(Records from a collection)
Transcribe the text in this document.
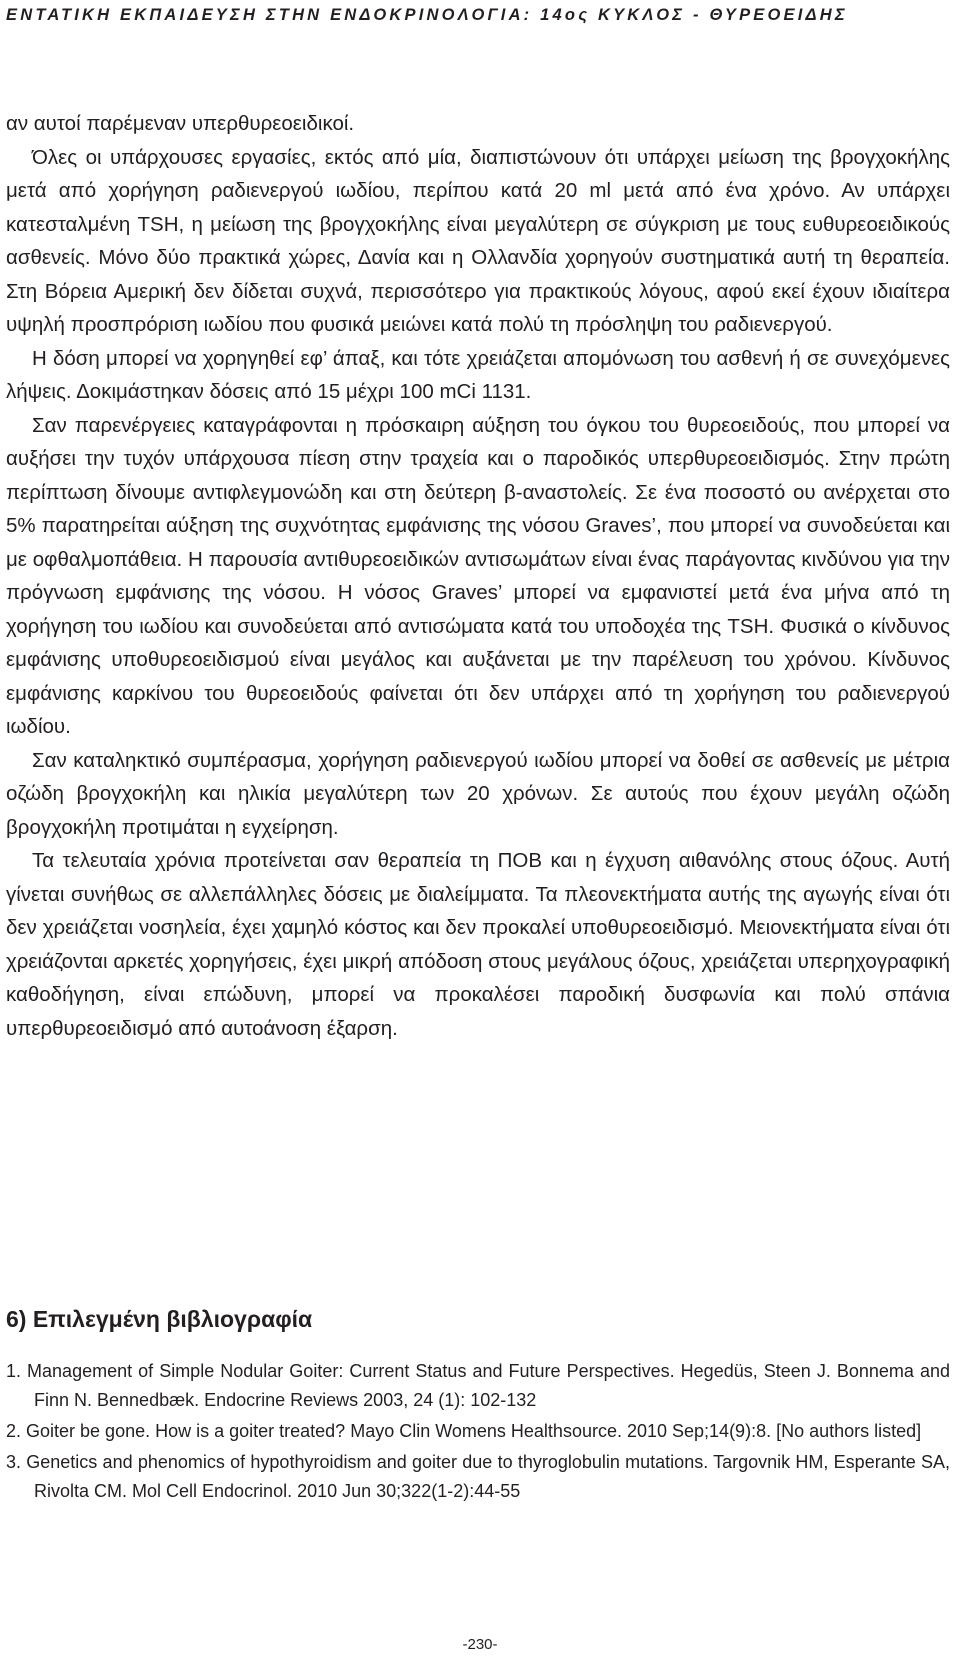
ΕΝΤΑΤΙΚΗ ΕΚΠΑΙΔΕΥΣΗ ΣΤΗΝ ΕΝΔΟΚΡΙΝΟΛΟΓΙΑ: 14ος ΚΥΚΛΟΣ - ΘΥΡΕΟΕΙΔΗΣ

αν αυτοί παρέμεναν υπερθυρεοειδικοί.

Όλες οι υπάρχουσες εργασίες, εκτός από μία, διαπιστώνουν ότι υπάρχει μείωση της βρογχοκήλης μετά από χορήγηση ραδιενεργού ιωδίου, περίπου κατά 20 ml μετά από ένα χρόνο. Αν υπάρχει κατεσταλμένη TSH, η μείωση της βρογχοκήλης είναι μεγαλύτερη σε σύγκριση με τους ευθυρεοειδικούς ασθενείς. Μόνο δύο πρακτικά χώρες, Δανία και η Ολλανδία χορηγούν συστηματικά αυτή τη θεραπεία. Στη Βόρεια Αμερική δεν δίδεται συχνά, περισσότερο για πρακτικούς λόγους, αφού εκεί έχουν ιδιαίτερα υψηλή προσπρόριση ιωδίου που φυσικά μειώνει κατά πολύ τη πρόσληψη του ραδιενεργού.

Η δόση μπορεί να χορηγηθεί εφ’ άπαξ, και τότε χρειάζεται απομόνωση του ασθενή ή σε συνεχόμενες λήψεις. Δοκιμάστηκαν δόσεις από 15 μέχρι 100 mCi 1131.

Σαν παρενέργειες καταγράφονται η πρόσκαιρη αύξηση του όγκου του θυρεοειδούς, που μπορεί να αυξήσει την τυχόν υπάρχουσα πίεση στην τραχεία και ο παροδικός υπερθυρεοειδισμός. Στην πρώτη περίπτωση δίνουμε αντιφλεγμονώδη και στη δεύτερη β-αναστολείς. Σε ένα ποσοστό ου ανέρχεται στο 5% παρατηρείται αύξηση της συχνότητας εμφάνισης της νόσου Graves’, που μπορεί να συνοδεύεται και με οφθαλμοπάθεια. Η παρουσία αντιθυρεοειδικών αντισωμάτων είναι ένας παράγοντας κινδύνου για την πρόγνωση εμφάνισης της νόσου. Η νόσος Graves’ μπορεί να εμφανιστεί μετά ένα μήνα από τη χορήγηση του ιωδίου και συνοδεύεται από αντισώματα κατά του υποδοχέα της TSH. Φυσικά ο κίνδυνος εμφάνισης υποθυρεοειδισμού είναι μεγάλος και αυξάνεται με την παρέλευση του χρόνου. Κίνδυνος εμφάνισης καρκίνου του θυρεοειδούς φαίνεται ότι δεν υπάρχει από τη χορήγηση του ραδιενεργού ιωδίου.

Σαν καταληκτικό συμπέρασμα, χορήγηση ραδιενεργού ιωδίου μπορεί να δοθεί σε ασθενείς με μέτρια οζώδη βρογχοκήλη και ηλικία μεγαλύτερη των 20 χρόνων. Σε αυτούς που έχουν μεγάλη οζώδη βρογχοκήλη προτιμάται η εγχείρηση.

Τα τελευταία χρόνια προτείνεται σαν θεραπεία τη ΠΟΒ και η έγχυση αιθανόλης στους όζους. Αυτή γίνεται συνήθως σε αλλεπάλληλες δόσεις με διαλείμματα. Τα πλεονεκτήματα αυτής της αγωγής είναι ότι δεν χρειάζεται νοσηλεία, έχει χαμηλό κόστος και δεν προκαλεί υποθυρεοειδισμό. Μειονεκτήματα είναι ότι χρειάζονται αρκετές χορηγήσεις, έχει μικρή απόδοση στους μεγάλους όζους, χρειάζεται υπερηχογραφική καθοδήγηση, είναι επώδυνη, μπορεί να προκαλέσει παροδική δυσφωνία και πολύ σπάνια υπερθυρεοειδισμό από αυτοάνοση έξαρση.

6) Επιλεγμένη βιβλιογραφία
1. Management of Simple Nodular Goiter: Current Status and Future Perspectives. Hegedüs, Steen J. Bonnema and Finn N. Bennedbæk. Endocrine Reviews 2003, 24 (1): 102-132
2. Goiter be gone. How is a goiter treated? Mayo Clin Womens Healthsource. 2010 Sep;14(9):8. [No authors listed]
3. Genetics and phenomics of hypothyroidism and goiter due to thyroglobulin mutations. Targovnik HM, Esperante SA, Rivolta CM. Mol Cell Endocrinol. 2010 Jun 30;322(1-2):44-55
-230-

- _Problem_: Using the material above, state how many lines include the string "χρειάζεται". Answer with a single number.

- _The result_: 2